▶ INSTRUCTIONS TO FOLLOW
Report, word for word, every line of the material that contains "built".

▶ STORED DATA
===

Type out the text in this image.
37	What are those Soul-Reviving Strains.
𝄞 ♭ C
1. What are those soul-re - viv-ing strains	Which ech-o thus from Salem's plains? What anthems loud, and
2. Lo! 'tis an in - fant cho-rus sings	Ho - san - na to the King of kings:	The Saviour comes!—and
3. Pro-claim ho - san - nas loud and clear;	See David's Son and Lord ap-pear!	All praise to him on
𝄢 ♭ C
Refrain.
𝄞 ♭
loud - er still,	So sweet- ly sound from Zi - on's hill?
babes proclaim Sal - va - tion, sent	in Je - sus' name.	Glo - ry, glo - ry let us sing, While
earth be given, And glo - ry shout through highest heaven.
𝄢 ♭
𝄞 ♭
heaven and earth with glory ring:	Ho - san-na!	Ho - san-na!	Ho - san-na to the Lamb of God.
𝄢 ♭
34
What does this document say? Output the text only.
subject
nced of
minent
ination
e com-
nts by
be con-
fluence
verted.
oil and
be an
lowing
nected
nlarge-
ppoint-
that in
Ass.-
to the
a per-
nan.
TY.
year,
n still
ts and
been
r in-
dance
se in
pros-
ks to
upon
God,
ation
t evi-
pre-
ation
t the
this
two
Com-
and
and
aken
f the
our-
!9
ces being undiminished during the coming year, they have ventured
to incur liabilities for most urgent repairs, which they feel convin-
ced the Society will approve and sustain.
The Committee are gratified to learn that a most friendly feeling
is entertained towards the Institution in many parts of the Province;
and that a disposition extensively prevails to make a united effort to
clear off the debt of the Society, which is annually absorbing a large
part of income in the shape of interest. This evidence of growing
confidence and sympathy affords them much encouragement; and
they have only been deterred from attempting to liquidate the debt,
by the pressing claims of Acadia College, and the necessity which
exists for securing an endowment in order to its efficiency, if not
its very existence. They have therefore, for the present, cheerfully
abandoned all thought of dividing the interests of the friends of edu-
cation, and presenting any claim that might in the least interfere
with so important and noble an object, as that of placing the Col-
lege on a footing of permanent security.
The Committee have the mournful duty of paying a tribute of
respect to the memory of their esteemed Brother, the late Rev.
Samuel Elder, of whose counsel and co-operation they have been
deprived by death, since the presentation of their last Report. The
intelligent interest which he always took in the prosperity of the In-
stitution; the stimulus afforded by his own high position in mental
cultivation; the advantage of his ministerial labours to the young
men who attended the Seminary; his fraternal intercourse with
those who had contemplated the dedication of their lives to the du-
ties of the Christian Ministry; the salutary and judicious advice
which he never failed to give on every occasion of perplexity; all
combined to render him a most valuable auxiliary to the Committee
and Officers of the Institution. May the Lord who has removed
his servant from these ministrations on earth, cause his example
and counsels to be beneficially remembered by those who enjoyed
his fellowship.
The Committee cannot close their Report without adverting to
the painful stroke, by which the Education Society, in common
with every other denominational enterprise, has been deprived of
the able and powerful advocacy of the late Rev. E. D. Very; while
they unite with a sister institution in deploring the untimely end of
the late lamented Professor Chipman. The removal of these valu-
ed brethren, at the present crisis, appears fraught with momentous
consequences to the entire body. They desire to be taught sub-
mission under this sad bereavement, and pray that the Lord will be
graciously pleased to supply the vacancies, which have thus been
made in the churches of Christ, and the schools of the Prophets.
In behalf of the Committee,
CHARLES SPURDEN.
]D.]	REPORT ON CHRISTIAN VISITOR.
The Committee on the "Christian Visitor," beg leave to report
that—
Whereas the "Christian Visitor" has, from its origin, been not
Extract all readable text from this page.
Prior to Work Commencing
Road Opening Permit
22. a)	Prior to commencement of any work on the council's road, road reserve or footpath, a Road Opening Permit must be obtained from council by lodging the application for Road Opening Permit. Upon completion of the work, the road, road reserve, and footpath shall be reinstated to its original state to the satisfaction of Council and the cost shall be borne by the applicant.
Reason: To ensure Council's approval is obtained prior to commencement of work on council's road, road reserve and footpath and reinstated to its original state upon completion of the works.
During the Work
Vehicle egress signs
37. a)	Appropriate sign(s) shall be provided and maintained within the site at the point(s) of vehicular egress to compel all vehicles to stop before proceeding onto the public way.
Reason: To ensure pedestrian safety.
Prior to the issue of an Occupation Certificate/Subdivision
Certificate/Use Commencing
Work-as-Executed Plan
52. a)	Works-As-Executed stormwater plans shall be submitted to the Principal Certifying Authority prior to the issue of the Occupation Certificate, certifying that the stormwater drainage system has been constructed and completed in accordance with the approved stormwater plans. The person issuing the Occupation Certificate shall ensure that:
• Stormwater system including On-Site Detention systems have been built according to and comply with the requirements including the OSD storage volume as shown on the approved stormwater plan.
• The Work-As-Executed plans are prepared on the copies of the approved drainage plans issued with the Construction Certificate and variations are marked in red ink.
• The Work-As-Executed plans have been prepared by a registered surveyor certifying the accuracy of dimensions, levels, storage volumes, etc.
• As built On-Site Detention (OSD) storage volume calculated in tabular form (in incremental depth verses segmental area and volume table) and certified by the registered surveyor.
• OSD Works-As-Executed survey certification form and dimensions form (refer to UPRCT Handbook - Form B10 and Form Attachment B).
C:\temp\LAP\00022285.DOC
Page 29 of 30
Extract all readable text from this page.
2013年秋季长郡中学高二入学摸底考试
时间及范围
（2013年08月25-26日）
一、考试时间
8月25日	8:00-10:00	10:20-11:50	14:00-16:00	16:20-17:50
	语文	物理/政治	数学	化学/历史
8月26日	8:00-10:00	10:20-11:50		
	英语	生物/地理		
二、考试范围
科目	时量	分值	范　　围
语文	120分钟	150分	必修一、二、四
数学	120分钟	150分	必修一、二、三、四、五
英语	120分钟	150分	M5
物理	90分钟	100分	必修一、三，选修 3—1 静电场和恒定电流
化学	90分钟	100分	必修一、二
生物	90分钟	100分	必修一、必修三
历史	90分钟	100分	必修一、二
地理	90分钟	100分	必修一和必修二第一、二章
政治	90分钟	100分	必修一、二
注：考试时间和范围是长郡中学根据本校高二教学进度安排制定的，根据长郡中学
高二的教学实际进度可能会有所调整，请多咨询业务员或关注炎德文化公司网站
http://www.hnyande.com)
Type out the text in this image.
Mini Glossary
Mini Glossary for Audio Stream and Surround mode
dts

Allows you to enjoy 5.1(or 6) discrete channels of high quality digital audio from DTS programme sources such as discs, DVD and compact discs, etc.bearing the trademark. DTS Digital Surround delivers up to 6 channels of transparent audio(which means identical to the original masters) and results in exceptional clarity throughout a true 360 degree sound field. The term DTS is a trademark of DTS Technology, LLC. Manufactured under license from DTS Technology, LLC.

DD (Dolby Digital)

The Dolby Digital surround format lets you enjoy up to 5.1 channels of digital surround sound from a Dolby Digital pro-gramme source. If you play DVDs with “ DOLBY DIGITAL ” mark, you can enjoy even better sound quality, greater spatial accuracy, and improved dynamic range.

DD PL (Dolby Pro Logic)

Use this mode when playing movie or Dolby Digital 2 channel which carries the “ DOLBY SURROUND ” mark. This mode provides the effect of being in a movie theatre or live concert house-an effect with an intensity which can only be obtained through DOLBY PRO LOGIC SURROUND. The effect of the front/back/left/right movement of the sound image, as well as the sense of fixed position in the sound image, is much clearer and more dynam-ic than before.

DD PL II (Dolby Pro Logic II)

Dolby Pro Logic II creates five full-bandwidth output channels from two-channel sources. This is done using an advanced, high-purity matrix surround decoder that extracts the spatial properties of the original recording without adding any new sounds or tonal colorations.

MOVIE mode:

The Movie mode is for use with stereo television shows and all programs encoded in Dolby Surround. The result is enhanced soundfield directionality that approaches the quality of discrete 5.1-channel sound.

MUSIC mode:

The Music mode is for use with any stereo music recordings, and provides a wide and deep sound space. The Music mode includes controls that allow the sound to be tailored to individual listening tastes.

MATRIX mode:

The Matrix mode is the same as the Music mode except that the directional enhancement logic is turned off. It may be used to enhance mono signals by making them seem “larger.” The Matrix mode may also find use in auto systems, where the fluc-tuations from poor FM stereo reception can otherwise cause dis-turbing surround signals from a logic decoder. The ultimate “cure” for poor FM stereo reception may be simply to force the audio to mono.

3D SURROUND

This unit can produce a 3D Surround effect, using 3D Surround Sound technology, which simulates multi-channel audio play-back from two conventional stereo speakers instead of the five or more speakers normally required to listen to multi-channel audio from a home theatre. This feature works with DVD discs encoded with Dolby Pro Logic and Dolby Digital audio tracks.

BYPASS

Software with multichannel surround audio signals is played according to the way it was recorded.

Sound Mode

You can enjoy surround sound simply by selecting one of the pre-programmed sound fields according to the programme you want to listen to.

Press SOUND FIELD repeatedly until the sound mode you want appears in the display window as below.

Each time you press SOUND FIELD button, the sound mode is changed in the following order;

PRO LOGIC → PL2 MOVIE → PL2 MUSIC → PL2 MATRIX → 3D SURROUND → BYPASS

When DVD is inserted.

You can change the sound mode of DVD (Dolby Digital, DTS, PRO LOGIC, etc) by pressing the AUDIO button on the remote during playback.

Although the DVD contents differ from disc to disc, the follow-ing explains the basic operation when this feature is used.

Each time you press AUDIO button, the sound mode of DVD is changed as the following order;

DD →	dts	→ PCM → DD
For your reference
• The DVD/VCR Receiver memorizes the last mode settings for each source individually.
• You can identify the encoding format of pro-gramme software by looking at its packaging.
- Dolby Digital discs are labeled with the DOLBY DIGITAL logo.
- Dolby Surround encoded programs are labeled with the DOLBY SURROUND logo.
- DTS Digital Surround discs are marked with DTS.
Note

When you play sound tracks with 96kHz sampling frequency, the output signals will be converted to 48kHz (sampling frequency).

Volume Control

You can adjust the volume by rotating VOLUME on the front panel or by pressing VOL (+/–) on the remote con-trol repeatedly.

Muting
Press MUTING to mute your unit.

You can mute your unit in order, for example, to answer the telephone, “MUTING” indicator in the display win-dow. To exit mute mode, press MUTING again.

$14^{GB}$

===

▶ THE ANSWER
• Stormwater system including On-Site Detention systems have been built according to and comply with the requirements including the OSD storage volume as shown on the approved stormwater plan.
• As built On-Site Detention (OSD) storage volume calculated in tabular form (in incremental depth verses segmental area and volume table) and certified by the registered surveyor.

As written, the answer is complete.